What is required: Look through the data below. Show each line where the string "CROLUS" occurs.

Records from a data source:
==*==

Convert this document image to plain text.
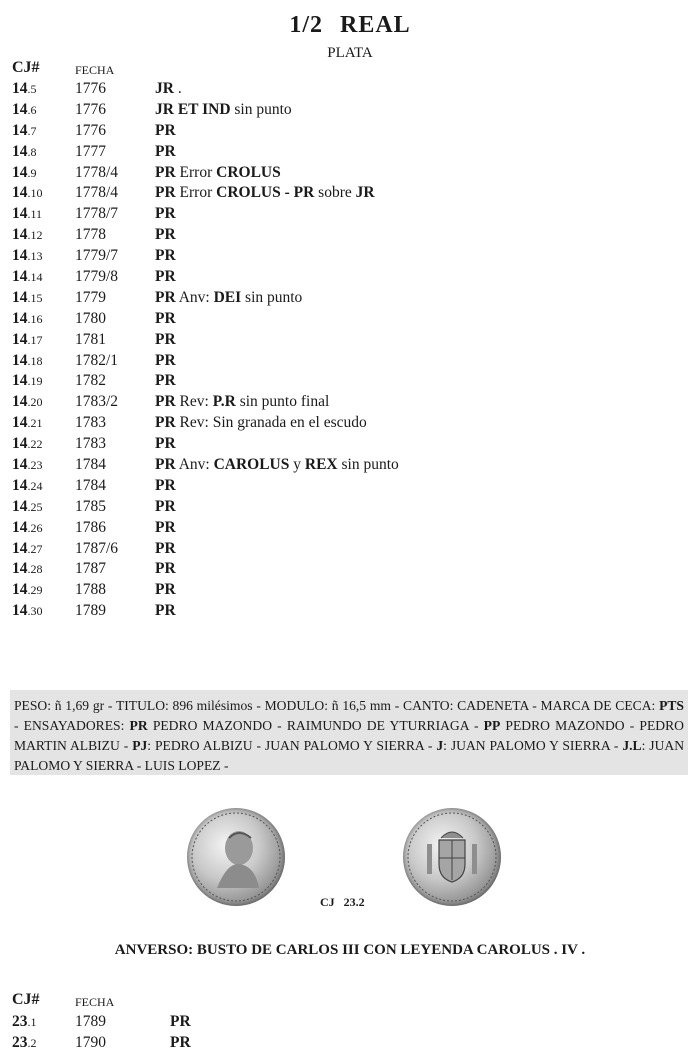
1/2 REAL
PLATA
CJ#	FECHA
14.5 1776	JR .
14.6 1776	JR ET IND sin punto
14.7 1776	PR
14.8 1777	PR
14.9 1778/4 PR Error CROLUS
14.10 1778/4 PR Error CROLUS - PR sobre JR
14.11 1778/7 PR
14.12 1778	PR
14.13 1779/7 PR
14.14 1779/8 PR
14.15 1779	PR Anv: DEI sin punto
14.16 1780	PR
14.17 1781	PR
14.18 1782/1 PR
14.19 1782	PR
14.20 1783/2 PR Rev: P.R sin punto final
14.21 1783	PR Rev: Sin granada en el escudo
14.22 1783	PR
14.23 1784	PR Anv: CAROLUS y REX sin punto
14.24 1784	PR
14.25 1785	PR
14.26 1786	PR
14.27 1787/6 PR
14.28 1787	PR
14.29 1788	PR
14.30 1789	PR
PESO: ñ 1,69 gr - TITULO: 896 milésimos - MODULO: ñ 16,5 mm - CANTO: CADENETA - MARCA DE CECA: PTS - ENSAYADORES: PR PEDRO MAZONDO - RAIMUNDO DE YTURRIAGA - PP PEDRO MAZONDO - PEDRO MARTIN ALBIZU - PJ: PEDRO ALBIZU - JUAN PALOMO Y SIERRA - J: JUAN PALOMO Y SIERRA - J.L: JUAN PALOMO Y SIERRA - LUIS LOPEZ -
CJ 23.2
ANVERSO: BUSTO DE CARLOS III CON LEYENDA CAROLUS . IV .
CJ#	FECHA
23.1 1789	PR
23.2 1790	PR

==*==

The output:
14.9 1778/4 PR Error CROLUS
14.10 1778/4 PR Error CROLUS - PR sobre JR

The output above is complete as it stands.